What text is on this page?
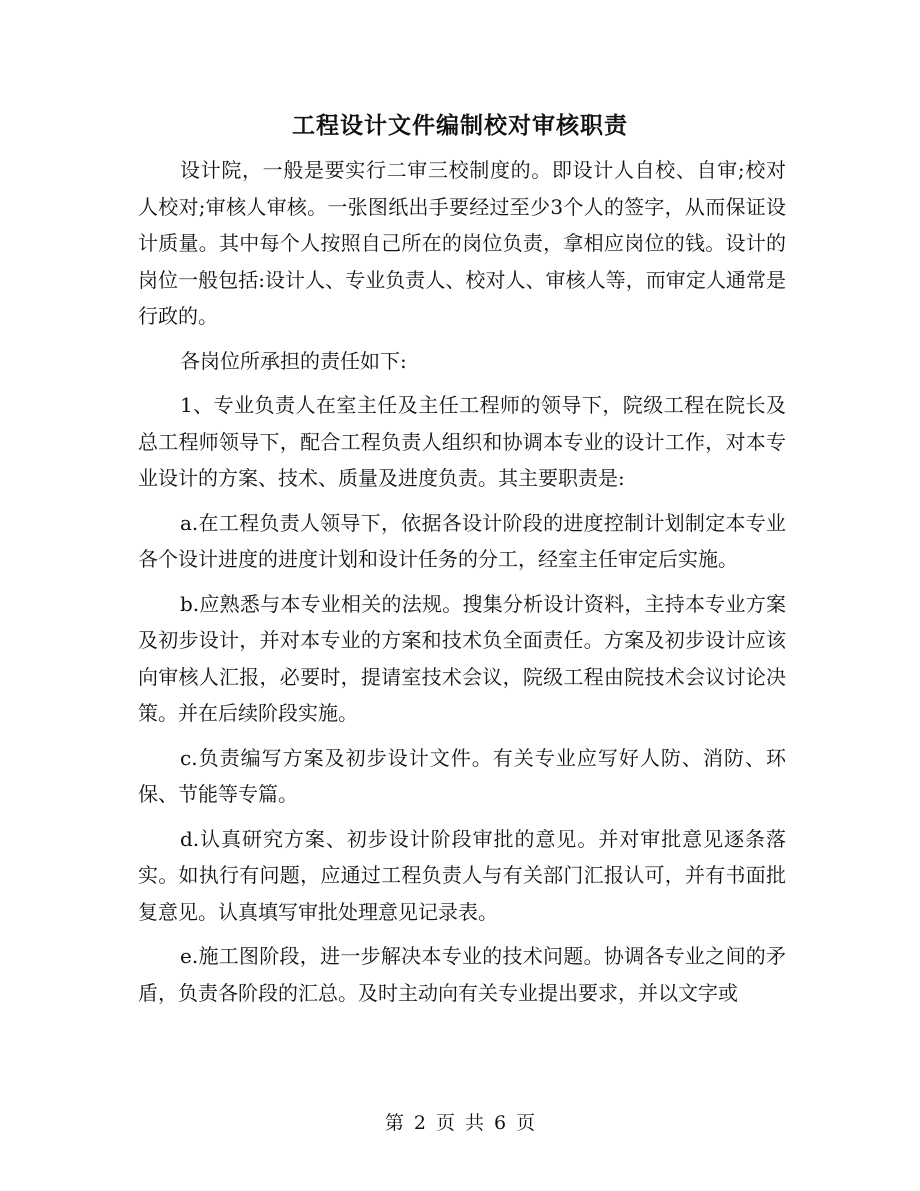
工程设计文件编制校对审核职责

设计院，一般是要实行二审三校制度的。即设计人自校、自审;校对人校对;审核人审核。一张图纸出手要经过至少3个人的签字，从而保证设计质量。其中每个人按照自己所在的岗位负责，拿相应岗位的钱。设计的岗位一般包括:设计人、专业负责人、校对人、审核人等，而审定人通常是行政的。

各岗位所承担的责任如下:

1、专业负责人在室主任及主任工程师的领导下，院级工程在院长及总工程师领导下，配合工程负责人组织和协调本专业的设计工作，对本专业设计的方案、技术、质量及进度负责。其主要职责是:

a.在工程负责人领导下，依据各设计阶段的进度控制计划制定本专业各个设计进度的进度计划和设计任务的分工，经室主任审定后实施。

b.应熟悉与本专业相关的法规。搜集分析设计资料，主持本专业方案及初步设计，并对本专业的方案和技术负全面责任。方案及初步设计应该向审核人汇报，必要时，提请室技术会议，院级工程由院技术会议讨论决策。并在后续阶段实施。

c.负责编写方案及初步设计文件。有关专业应写好人防、消防、环保、节能等专篇。

d.认真研究方案、初步设计阶段审批的意见。并对审批意见逐条落实。如执行有问题，应通过工程负责人与有关部门汇报认可，并有书面批复意见。认真填写审批处理意见记录表。

e.施工图阶段，进一步解决本专业的技术问题。协调各专业之间的矛盾，负责各阶段的汇总。及时主动向有关专业提出要求，并以文字或

第 2 页 共 6 页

☆ ☆ ☆

Transcribe all the lines above exactly, apart from the pictures.

What text is on this page?
工程设计文件编制校对审核职责

设计院，一般是要实行二审三校制度的。即设计人自校、自审;校对人校对;审核人审核。一张图纸出手要经过至少3个人的签字，从而保证设计质量。其中每个人按照自己所在的岗位负责，拿相应岗位的钱。设计的岗位一般包括:设计人、专业负责人、校对人、审核人等，而审定人通常是行政的。

各岗位所承担的责任如下:

1、专业负责人在室主任及主任工程师的领导下，院级工程在院长及总工程师领导下，配合工程负责人组织和协调本专业的设计工作，对本专业设计的方案、技术、质量及进度负责。其主要职责是:

a.在工程负责人领导下，依据各设计阶段的进度控制计划制定本专业各个设计进度的进度计划和设计任务的分工，经室主任审定后实施。

b.应熟悉与本专业相关的法规。搜集分析设计资料，主持本专业方案及初步设计，并对本专业的方案和技术负全面责任。方案及初步设计应该向审核人汇报，必要时，提请室技术会议，院级工程由院技术会议讨论决策。并在后续阶段实施。

c.负责编写方案及初步设计文件。有关专业应写好人防、消防、环保、节能等专篇。

d.认真研究方案、初步设计阶段审批的意见。并对审批意见逐条落实。如执行有问题，应通过工程负责人与有关部门汇报认可，并有书面批复意见。认真填写审批处理意见记录表。

e.施工图阶段，进一步解决本专业的技术问题。协调各专业之间的矛盾，负责各阶段的汇总。及时主动向有关专业提出要求，并以文字或

第 2 页 共 6 页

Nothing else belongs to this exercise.